+++ Raw records +++
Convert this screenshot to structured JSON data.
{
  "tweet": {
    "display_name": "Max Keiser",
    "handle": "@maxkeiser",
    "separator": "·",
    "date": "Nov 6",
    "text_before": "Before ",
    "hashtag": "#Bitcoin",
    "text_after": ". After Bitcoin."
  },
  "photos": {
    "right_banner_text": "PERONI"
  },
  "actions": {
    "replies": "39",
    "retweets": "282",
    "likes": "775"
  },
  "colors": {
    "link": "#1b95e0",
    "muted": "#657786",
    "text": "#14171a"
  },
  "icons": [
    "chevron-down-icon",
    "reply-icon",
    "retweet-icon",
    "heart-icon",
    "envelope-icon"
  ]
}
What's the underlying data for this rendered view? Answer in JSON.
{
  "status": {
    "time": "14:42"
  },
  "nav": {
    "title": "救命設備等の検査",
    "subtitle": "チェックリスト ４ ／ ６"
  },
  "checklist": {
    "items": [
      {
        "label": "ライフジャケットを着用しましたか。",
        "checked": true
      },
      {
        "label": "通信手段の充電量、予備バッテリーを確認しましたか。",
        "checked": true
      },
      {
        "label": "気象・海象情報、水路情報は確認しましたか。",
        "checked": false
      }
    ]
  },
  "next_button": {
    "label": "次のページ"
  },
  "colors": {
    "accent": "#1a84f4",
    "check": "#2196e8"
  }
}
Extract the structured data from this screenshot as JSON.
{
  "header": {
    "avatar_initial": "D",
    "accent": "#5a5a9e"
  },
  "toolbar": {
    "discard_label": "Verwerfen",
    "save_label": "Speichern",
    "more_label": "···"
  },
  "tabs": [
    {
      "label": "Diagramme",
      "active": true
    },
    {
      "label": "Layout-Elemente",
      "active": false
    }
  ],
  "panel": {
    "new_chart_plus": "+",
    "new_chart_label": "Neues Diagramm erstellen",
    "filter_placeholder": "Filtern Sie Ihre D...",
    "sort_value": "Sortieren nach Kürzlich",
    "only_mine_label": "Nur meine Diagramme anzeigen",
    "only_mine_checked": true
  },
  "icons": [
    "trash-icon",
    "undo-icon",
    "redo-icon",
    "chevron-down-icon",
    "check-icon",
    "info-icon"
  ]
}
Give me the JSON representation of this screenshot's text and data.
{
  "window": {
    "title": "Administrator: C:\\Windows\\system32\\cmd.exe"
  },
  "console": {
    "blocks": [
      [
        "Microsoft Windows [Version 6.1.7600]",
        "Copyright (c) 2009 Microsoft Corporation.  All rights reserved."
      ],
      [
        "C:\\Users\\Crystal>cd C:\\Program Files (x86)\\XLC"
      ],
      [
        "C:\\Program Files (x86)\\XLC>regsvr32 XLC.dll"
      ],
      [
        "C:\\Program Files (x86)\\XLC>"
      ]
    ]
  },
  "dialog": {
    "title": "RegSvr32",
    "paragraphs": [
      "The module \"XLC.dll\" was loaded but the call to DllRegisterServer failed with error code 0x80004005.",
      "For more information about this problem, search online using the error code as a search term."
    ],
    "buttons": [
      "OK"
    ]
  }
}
+++
### Exercise details
Each record above should be restated word for word.

### The result
Convert this screenshot to structured JSON data.
{
  "tweet": {
    "display_name": "Max Keiser",
    "handle": "@maxkeiser",
    "separator": "·",
    "date": "Nov 6",
    "text_before": "Before ",
    "hashtag": "#Bitcoin",
    "text_after": ". After Bitcoin."
  },
  "photos": {
    "right_banner_text": "PERONI"
  },
  "actions": {
    "replies": "39",
    "retweets": "282",
    "likes": "775"
  },
  "colors": {
    "link": "#1b95e0",
    "muted": "#657786",
    "text": "#14171a"
  },
  "icons": [
    "chevron-down-icon",
    "reply-icon",
    "retweet-icon",
    "heart-icon",
    "envelope-icon"
  ]
}
What's the underlying data for this rendered view? Answer in JSON.
{
  "status": {
    "time": "14:42"
  },
  "nav": {
    "title": "救命設備等の検査",
    "subtitle": "チェックリスト ４ ／ ６"
  },
  "checklist": {
    "items": [
      {
        "label": "ライフジャケットを着用しましたか。",
        "checked": true
      },
      {
        "label": "通信手段の充電量、予備バッテリーを確認しましたか。",
        "checked": true
      },
      {
        "label": "気象・海象情報、水路情報は確認しましたか。",
        "checked": false
      }
    ]
  },
  "next_button": {
    "label": "次のページ"
  },
  "colors": {
    "accent": "#1a84f4",
    "check": "#2196e8"
  }
}
Extract the structured data from this screenshot as JSON.
{
  "header": {
    "avatar_initial": "D",
    "accent": "#5a5a9e"
  },
  "toolbar": {
    "discard_label": "Verwerfen",
    "save_label": "Speichern",
    "more_label": "···"
  },
  "tabs": [
    {
      "label": "Diagramme",
      "active": true
    },
    {
      "label": "Layout-Elemente",
      "active": false
    }
  ],
  "panel": {
    "new_chart_plus": "+",
    "new_chart_label": "Neues Diagramm erstellen",
    "filter_placeholder": "Filtern Sie Ihre D...",
    "sort_value": "Sortieren nach Kürzlich",
    "only_mine_label": "Nur meine Diagramme anzeigen",
    "only_mine_checked": true
  },
  "icons": [
    "trash-icon",
    "undo-icon",
    "redo-icon",
    "chevron-down-icon",
    "check-icon",
    "info-icon"
  ]
}
Give me the JSON representation of this screenshot's text and data.
{
  "window": {
    "title": "Administrator: C:\\Windows\\system32\\cmd.exe"
  },
  "console": {
    "blocks": [
      [
        "Microsoft Windows [Version 6.1.7600]",
        "Copyright (c) 2009 Microsoft Corporation.  All rights reserved."
      ],
      [
        "C:\\Users\\Crystal>cd C:\\Program Files (x86)\\XLC"
      ],
      [
        "C:\\Program Files (x86)\\XLC>regsvr32 XLC.dll"
      ],
      [
        "C:\\Program Files (x86)\\XLC>"
      ]
    ]
  },
  "dialog": {
    "title": "RegSvr32",
    "paragraphs": [
      "The module \"XLC.dll\" was loaded but the call to DllRegisterServer failed with error code 0x80004005.",
      "For more information about this problem, search online using the error code as a search term."
    ],
    "buttons": [
      "OK"
    ]
  }
}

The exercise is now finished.